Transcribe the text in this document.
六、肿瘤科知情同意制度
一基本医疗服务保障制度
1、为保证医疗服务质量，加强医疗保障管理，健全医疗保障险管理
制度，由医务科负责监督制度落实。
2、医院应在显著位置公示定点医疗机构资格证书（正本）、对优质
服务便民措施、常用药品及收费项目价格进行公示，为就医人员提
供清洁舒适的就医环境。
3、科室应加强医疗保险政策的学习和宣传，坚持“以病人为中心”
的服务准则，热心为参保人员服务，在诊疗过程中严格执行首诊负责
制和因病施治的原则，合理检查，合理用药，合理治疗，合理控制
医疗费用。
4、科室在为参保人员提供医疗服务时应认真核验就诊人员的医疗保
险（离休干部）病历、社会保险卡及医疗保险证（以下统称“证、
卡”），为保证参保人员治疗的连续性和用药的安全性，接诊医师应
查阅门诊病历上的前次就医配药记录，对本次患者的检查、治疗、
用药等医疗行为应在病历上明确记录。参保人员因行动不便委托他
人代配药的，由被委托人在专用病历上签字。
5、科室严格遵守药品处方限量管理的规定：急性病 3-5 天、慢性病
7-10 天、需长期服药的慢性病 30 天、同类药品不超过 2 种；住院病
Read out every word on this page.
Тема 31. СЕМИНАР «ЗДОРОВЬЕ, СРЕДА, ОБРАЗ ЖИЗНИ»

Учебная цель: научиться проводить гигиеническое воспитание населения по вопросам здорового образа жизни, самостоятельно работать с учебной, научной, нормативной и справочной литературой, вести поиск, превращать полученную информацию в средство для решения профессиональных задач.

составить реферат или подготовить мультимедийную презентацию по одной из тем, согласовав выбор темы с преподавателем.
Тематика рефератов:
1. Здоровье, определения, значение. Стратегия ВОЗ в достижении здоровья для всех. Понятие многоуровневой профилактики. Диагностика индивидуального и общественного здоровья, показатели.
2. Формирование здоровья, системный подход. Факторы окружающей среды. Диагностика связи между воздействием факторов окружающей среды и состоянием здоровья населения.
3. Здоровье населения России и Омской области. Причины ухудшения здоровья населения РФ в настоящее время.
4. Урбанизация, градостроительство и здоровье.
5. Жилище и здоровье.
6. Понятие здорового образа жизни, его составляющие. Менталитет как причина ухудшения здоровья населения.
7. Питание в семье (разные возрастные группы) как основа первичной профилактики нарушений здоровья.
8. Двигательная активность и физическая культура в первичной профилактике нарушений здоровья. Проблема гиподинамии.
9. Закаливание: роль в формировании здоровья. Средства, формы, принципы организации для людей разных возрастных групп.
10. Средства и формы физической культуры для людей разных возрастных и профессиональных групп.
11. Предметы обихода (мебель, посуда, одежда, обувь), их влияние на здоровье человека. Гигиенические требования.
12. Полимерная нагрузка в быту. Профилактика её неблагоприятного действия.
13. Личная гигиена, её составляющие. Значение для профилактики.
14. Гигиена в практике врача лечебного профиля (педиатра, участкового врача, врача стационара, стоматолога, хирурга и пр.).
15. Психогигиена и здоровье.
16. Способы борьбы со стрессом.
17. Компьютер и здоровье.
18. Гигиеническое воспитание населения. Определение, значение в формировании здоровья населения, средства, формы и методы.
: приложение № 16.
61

━━━━━━━━━━━━━━━━━━━━

DESCRIPTION OF THE TASK = Quote the whole listing above, leaving nothing out.

FINAL RESULT =
Transcribe the text in this document.
六、肿瘤科知情同意制度
一基本医疗服务保障制度
1、为保证医疗服务质量，加强医疗保障管理，健全医疗保障险管理
制度，由医务科负责监督制度落实。
2、医院应在显著位置公示定点医疗机构资格证书（正本）、对优质
服务便民措施、常用药品及收费项目价格进行公示，为就医人员提
供清洁舒适的就医环境。
3、科室应加强医疗保险政策的学习和宣传，坚持“以病人为中心”
的服务准则，热心为参保人员服务，在诊疗过程中严格执行首诊负责
制和因病施治的原则，合理检查，合理用药，合理治疗，合理控制
医疗费用。
4、科室在为参保人员提供医疗服务时应认真核验就诊人员的医疗保
险（离休干部）病历、社会保险卡及医疗保险证（以下统称“证、
卡”），为保证参保人员治疗的连续性和用药的安全性，接诊医师应
查阅门诊病历上的前次就医配药记录，对本次患者的检查、治疗、
用药等医疗行为应在病历上明确记录。参保人员因行动不便委托他
人代配药的，由被委托人在专用病历上签字。
5、科室严格遵守药品处方限量管理的规定：急性病 3-5 天、慢性病
7-10 天、需长期服药的慢性病 30 天、同类药品不超过 2 种；住院病
Read out every word on this page.
Тема 31. СЕМИНАР «ЗДОРОВЬЕ, СРЕДА, ОБРАЗ ЖИЗНИ»

Учебная цель: научиться проводить гигиеническое воспитание населения по вопросам здорового образа жизни, самостоятельно работать с учебной, научной, нормативной и справочной литературой, вести поиск, превращать полученную информацию в средство для решения профессиональных задач.

составить реферат или подготовить мультимедийную презентацию по одной из тем, согласовав выбор темы с преподавателем.
Тематика рефератов:
1. Здоровье, определения, значение. Стратегия ВОЗ в достижении здоровья для всех. Понятие многоуровневой профилактики. Диагностика индивидуального и общественного здоровья, показатели.
2. Формирование здоровья, системный подход. Факторы окружающей среды. Диагностика связи между воздействием факторов окружающей среды и состоянием здоровья населения.
3. Здоровье населения России и Омской области. Причины ухудшения здоровья населения РФ в настоящее время.
4. Урбанизация, градостроительство и здоровье.
5. Жилище и здоровье.
6. Понятие здорового образа жизни, его составляющие. Менталитет как причина ухудшения здоровья населения.
7. Питание в семье (разные возрастные группы) как основа первичной профилактики нарушений здоровья.
8. Двигательная активность и физическая культура в первичной профилактике нарушений здоровья. Проблема гиподинамии.
9. Закаливание: роль в формировании здоровья. Средства, формы, принципы организации для людей разных возрастных групп.
10. Средства и формы физической культуры для людей разных возрастных и профессиональных групп.
11. Предметы обихода (мебель, посуда, одежда, обувь), их влияние на здоровье человека. Гигиенические требования.
12. Полимерная нагрузка в быту. Профилактика её неблагоприятного действия.
13. Личная гигиена, её составляющие. Значение для профилактики.
14. Гигиена в практике врача лечебного профиля (педиатра, участкового врача, врача стационара, стоматолога, хирурга и пр.).
15. Психогигиена и здоровье.
16. Способы борьбы со стрессом.
17. Компьютер и здоровье.
18. Гигиеническое воспитание населения. Определение, значение в формировании здоровья населения, средства, формы и методы.
: приложение № 16.
61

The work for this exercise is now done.